*Given task*.
Exclude the pictures, then copy all remaining records exactly.

________________________________________

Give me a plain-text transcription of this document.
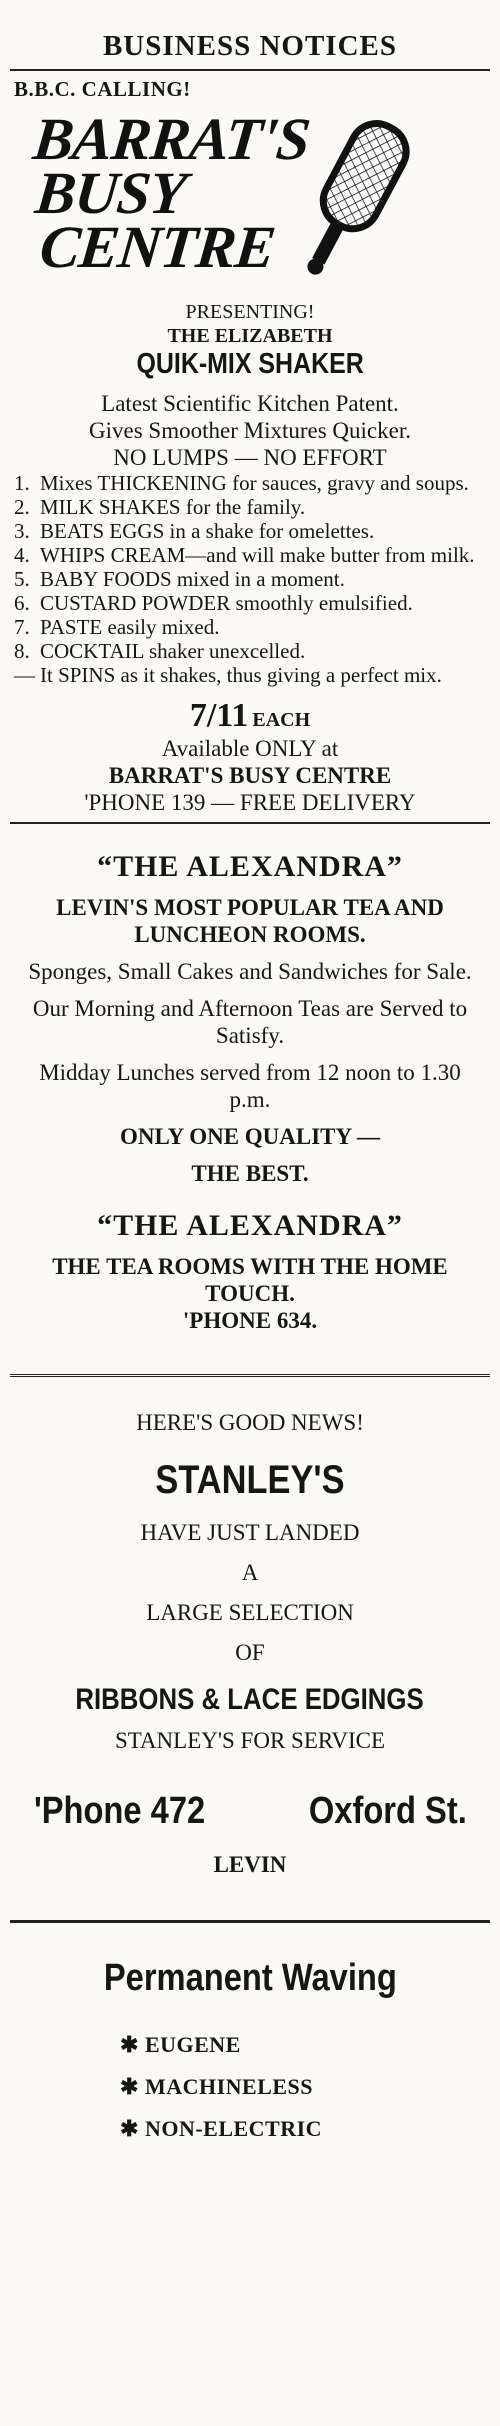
BUSINESS NOTICES
B.B.C. CALLING!
BARRAT'S
BUSY
CENTRE
PRESENTING!
THE ELIZABETH
QUIK-MIX SHAKER
Latest Scientific Kitchen Patent.
Gives Smoother Mixtures Quicker.
NO LUMPS — NO EFFORT
1. Mixes THICKENING for sauces, gravy and soups.
2. MILK SHAKES for the family.
3. BEATS EGGS in a shake for omelettes.
4. WHIPS CREAM—and will make butter from milk.
5. BABY FOODS mixed in a moment.
6. CUSTARD POWDER smoothly emulsified.
7. PASTE easily mixed.
8. COCKTAIL shaker unexcelled.
— It SPINS as it shakes, thus giving a perfect mix.
7/11 EACH
Available ONLY at
BARRAT'S BUSY CENTRE
'PHONE 139 — FREE DELIVERY
“THE ALEXANDRA”
LEVIN'S MOST POPULAR TEA AND LUNCHEON ROOMS.
Sponges, Small Cakes and Sandwiches for Sale.
Our Morning and Afternoon Teas are Served to Satisfy.
Midday Lunches served from 12 noon to 1.30 p.m.
ONLY ONE QUALITY —
THE BEST.
“THE ALEXANDRA”
THE TEA ROOMS WITH THE HOME TOUCH.
'PHONE 634.
HERE'S GOOD NEWS!
STANLEY'S
HAVE JUST LANDED
A
LARGE SELECTION
OF
RIBBONS & LACE EDGINGS
STANLEY'S FOR SERVICE
'Phone 472	Oxford St.
LEVIN
Permanent Waving
✱ EUGENE
✱ MACHINELESS
✱ NON-ELECTRIC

________________________________________

*Response to this exercise*.
Give me a plain-text transcription of this document.
BUSINESS NOTICES
B.B.C. CALLING!
BARRAT'S
BUSY
CENTRE
PRESENTING!
THE ELIZABETH
QUIK-MIX SHAKER
Latest Scientific Kitchen Patent.
Gives Smoother Mixtures Quicker.
NO LUMPS — NO EFFORT
1. Mixes THICKENING for sauces, gravy and soups.
2. MILK SHAKES for the family.
3. BEATS EGGS in a shake for omelettes.
4. WHIPS CREAM—and will make butter from milk.
5. BABY FOODS mixed in a moment.
6. CUSTARD POWDER smoothly emulsified.
7. PASTE easily mixed.
8. COCKTAIL shaker unexcelled.
— It SPINS as it shakes, thus giving a perfect mix.
7/11 EACH
Available ONLY at
BARRAT'S BUSY CENTRE
'PHONE 139 — FREE DELIVERY
“THE ALEXANDRA”
LEVIN'S MOST POPULAR TEA AND LUNCHEON ROOMS.
Sponges, Small Cakes and Sandwiches for Sale.
Our Morning and Afternoon Teas are Served to Satisfy.
Midday Lunches served from 12 noon to 1.30 p.m.
ONLY ONE QUALITY —
THE BEST.
“THE ALEXANDRA”
THE TEA ROOMS WITH THE HOME TOUCH.
'PHONE 634.
HERE'S GOOD NEWS!
STANLEY'S
HAVE JUST LANDED
A
LARGE SELECTION
OF
RIBBONS & LACE EDGINGS
STANLEY'S FOR SERVICE
'Phone 472	Oxford St.
LEVIN
Permanent Waving
✱ EUGENE
✱ MACHINELESS
✱ NON-ELECTRIC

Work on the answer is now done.